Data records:
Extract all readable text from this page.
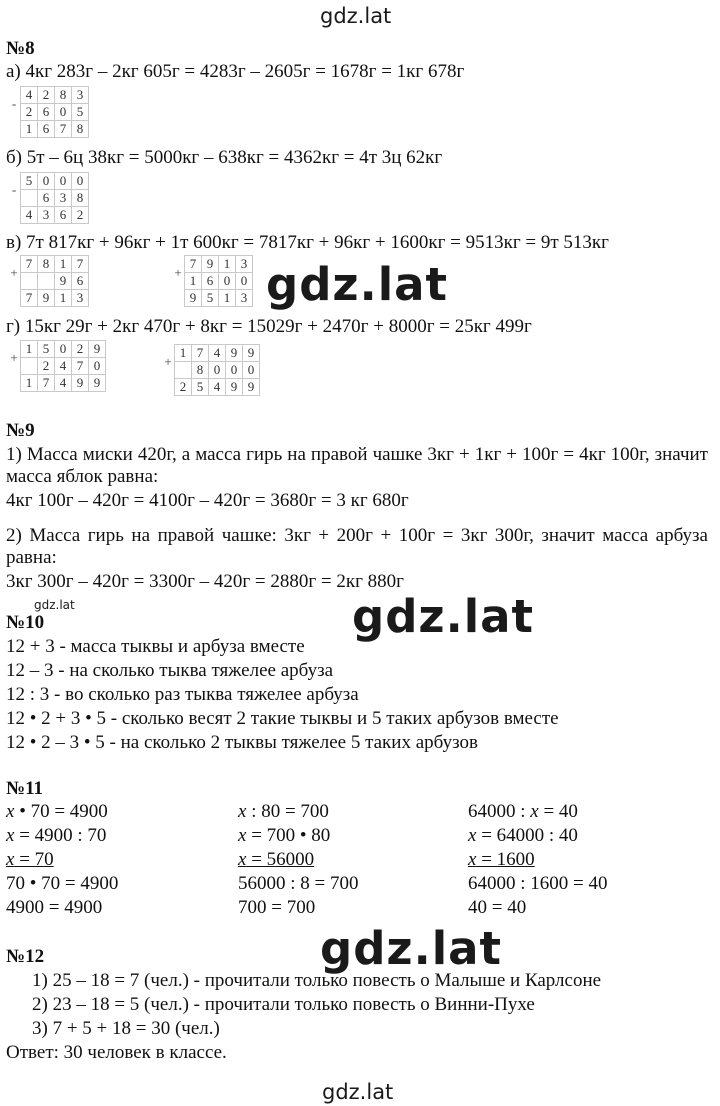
gdz.lat
gdz.lat
gdz.lat
gdz.lat
gdz.lat
gdz.lat
№8
а) 4кг 283г – 2кг 605г = 4283г – 2605г = 1678г = 1кг 678г
-	4	2	8	3
	2	6	0	5
	1	6	7	8
б) 5т – 6ц 38кг = 5000кг – 638кг = 4362кг = 4т 3ц 62кг
-	5	0	0	0
		6	3	8
	4	3	6	2
в) 7т 817кг + 96кг + 1т 600кг = 7817кг + 96кг + 1600кг = 9513кг = 9т 513кг
+	7	8	1	7
			9	6
	7	9	1	3
+	7	9	1	3
	1	6	0	0
	9	5	1	3
г) 15кг 29г + 2кг 470г + 8кг = 15029г + 2470г + 8000г = 25кг 499г
+	1	5	0	2	9
		2	4	7	0
	1	7	4	9	9
+	1	7	4	9	9
		8	0	0	0
	2	5	4	9	9
№9
1) Масса миски 420г, а масса гирь на правой чашке 3кг + 1кг + 100г = 4кг 100г, значит масса яблок равна:
4кг 100г – 420г = 4100г – 420г = 3680г = 3 кг 680г
2) Масса гирь на правой чашке: 3кг + 200г + 100г = 3кг 300г, значит масса арбуза равна:
3кг 300г – 420г = 3300г – 420г = 2880г = 2кг 880г
№10
12 + 3 - масса тыквы и арбуза вместе
12 – 3 - на сколько тыква тяжелее арбуза
12 : 3 - во сколько раз тыква тяжелее арбуза
12 • 2 + 3 • 5 - сколько весят 2 такие тыквы и 5 таких арбузов вместе
12 • 2 – 3 • 5 - на сколько 2 тыквы тяжелее 5 таких арбузов
№11
x • 70 = 4900
x = 4900 : 70
x = 70
70 • 70 = 4900
4900 = 4900
x : 80 = 700
x = 700 • 80
x = 56000
56000 : 8 = 700
700 = 700
64000 : x = 40
x = 64000 : 40
x = 1600
64000 : 1600 = 40
40 = 40
№12
1) 25 – 18 = 7 (чел.) - прочитали только повесть о Малыше и Карлсоне
2) 23 – 18 = 5 (чел.) - прочитали только повесть о Винни-Пухе
3) 7 + 5 + 18 = 30 (чел.)
Ответ: 30 человек в классе.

EXERCISE: Select all lines in the listing that include the word "тяжелее".

RIGHT ANSWER:
12 – 3 - на сколько тыква тяжелее арбуза
12 : 3 - во сколько раз тыква тяжелее арбуза
12 • 2 – 3 • 5 - на сколько 2 тыквы тяжелее 5 таких арбузов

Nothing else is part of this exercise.